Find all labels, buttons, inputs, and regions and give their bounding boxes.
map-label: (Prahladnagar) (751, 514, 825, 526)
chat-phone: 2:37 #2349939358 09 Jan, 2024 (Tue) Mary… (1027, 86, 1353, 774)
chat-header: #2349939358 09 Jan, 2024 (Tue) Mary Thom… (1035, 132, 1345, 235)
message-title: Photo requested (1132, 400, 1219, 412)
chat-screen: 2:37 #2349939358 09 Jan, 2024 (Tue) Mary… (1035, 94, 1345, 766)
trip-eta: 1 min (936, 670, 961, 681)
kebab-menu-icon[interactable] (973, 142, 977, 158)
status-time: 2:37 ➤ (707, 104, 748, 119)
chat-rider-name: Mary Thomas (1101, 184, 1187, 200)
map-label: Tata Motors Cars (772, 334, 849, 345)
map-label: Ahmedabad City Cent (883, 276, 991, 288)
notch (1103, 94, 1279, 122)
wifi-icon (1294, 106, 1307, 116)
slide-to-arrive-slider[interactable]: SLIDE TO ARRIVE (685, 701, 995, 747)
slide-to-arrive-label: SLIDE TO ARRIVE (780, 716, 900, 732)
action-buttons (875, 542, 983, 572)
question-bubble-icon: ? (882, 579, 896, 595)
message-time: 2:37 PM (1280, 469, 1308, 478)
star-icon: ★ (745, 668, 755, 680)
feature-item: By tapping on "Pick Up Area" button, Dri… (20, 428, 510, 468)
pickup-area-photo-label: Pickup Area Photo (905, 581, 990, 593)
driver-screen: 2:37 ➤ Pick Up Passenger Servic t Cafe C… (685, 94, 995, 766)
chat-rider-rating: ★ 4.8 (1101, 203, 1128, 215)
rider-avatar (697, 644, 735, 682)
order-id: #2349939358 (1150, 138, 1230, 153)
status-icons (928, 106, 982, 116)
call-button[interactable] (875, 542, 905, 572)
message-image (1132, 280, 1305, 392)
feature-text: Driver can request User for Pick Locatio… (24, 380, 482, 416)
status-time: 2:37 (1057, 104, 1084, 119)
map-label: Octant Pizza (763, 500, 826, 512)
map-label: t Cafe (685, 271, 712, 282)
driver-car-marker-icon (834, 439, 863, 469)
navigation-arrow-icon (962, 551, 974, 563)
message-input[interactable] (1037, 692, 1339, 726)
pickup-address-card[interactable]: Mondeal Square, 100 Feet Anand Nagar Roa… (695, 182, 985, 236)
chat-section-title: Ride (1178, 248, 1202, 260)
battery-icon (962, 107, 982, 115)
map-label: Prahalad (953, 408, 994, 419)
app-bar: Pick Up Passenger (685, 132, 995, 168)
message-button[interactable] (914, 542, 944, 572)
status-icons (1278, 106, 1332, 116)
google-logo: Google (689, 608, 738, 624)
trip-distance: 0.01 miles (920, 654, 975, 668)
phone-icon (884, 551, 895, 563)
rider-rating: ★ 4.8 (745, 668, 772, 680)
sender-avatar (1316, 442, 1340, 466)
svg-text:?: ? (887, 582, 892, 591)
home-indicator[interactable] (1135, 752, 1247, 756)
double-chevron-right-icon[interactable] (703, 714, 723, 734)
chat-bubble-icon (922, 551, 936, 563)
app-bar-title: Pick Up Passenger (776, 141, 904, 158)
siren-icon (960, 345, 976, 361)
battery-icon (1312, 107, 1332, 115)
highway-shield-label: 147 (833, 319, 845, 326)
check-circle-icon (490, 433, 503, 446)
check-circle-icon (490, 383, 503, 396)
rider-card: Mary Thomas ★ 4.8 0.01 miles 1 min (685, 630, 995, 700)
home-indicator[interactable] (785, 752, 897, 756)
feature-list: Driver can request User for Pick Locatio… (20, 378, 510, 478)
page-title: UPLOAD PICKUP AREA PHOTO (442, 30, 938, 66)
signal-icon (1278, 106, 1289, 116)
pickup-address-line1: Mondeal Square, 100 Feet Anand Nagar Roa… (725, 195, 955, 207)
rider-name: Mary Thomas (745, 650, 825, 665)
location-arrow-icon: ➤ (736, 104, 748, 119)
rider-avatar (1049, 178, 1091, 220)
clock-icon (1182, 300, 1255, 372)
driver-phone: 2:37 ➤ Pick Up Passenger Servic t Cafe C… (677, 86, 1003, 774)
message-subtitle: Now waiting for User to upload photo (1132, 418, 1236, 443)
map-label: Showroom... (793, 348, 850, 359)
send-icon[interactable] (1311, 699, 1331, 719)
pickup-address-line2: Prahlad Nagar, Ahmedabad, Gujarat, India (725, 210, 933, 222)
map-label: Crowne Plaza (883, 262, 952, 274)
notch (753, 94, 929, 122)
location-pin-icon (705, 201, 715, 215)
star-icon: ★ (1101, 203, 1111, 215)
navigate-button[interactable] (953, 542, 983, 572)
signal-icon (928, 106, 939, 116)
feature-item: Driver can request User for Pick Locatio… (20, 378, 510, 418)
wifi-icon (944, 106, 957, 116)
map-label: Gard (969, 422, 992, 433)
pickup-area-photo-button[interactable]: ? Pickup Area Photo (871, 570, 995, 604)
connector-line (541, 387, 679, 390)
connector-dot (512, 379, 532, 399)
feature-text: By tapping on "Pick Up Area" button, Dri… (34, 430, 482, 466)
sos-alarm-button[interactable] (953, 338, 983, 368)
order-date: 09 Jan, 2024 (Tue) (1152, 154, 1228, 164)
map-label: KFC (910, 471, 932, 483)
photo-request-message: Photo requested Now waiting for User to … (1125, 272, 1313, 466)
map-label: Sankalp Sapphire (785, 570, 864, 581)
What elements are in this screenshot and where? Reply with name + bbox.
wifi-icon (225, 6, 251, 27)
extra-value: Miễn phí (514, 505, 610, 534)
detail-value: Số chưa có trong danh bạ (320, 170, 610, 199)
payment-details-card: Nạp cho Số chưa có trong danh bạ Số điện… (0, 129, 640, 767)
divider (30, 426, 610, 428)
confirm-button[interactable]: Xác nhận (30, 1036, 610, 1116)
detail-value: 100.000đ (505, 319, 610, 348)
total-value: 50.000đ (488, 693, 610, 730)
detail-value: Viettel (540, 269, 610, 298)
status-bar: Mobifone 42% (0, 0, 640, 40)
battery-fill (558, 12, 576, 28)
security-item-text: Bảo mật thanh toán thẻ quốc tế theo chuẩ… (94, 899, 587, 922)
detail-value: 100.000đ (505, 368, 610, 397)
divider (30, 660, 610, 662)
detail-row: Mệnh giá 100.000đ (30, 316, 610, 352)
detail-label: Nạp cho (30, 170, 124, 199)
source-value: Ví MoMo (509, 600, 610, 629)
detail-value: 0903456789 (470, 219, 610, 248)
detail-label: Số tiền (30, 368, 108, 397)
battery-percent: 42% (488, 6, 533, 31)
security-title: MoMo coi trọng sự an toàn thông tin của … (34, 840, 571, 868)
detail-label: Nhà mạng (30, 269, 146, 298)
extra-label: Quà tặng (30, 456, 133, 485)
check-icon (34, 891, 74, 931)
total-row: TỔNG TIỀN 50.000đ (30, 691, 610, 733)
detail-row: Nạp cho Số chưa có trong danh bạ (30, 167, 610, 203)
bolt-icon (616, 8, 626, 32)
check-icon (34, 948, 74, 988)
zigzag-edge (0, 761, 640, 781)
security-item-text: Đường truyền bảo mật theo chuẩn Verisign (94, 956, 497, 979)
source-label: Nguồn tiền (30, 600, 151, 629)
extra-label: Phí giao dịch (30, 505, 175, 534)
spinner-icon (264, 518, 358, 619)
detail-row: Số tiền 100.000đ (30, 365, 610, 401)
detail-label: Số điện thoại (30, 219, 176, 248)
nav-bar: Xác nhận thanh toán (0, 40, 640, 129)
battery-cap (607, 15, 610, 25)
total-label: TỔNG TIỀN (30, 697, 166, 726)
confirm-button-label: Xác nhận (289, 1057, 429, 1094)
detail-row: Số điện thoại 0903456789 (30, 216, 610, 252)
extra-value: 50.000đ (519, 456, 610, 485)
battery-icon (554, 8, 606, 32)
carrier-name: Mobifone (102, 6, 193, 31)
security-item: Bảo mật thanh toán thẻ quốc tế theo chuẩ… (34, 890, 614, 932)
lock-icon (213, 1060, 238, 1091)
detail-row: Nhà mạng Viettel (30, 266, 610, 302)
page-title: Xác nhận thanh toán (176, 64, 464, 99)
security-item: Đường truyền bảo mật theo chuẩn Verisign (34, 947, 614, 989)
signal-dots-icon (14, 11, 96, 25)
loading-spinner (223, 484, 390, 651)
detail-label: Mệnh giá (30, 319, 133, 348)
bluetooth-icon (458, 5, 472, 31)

•••••

WHAT IS NEEDED: Copy the listing from its first line through the line that has "chat-rider-name: Mary Thomas", with "Photo requested" changed to "Photo received" and everything else left the same.

RESULT OF THIS EXERCISE:
Find all labels, buttons, inputs, and regions and give their bounding boxes.
map-label: (Prahladnagar) (751, 514, 825, 526)
chat-phone: 2:37 #2349939358 09 Jan, 2024 (Tue) Mary… (1027, 86, 1353, 774)
chat-header: #2349939358 09 Jan, 2024 (Tue) Mary Thom… (1035, 132, 1345, 235)
message-title: Photo received (1132, 400, 1219, 412)
chat-screen: 2:37 #2349939358 09 Jan, 2024 (Tue) Mary… (1035, 94, 1345, 766)
trip-eta: 1 min (936, 670, 961, 681)
kebab-menu-icon[interactable] (973, 142, 977, 158)
status-time: 2:37 ➤ (707, 104, 748, 119)
chat-rider-name: Mary Thomas (1101, 184, 1187, 200)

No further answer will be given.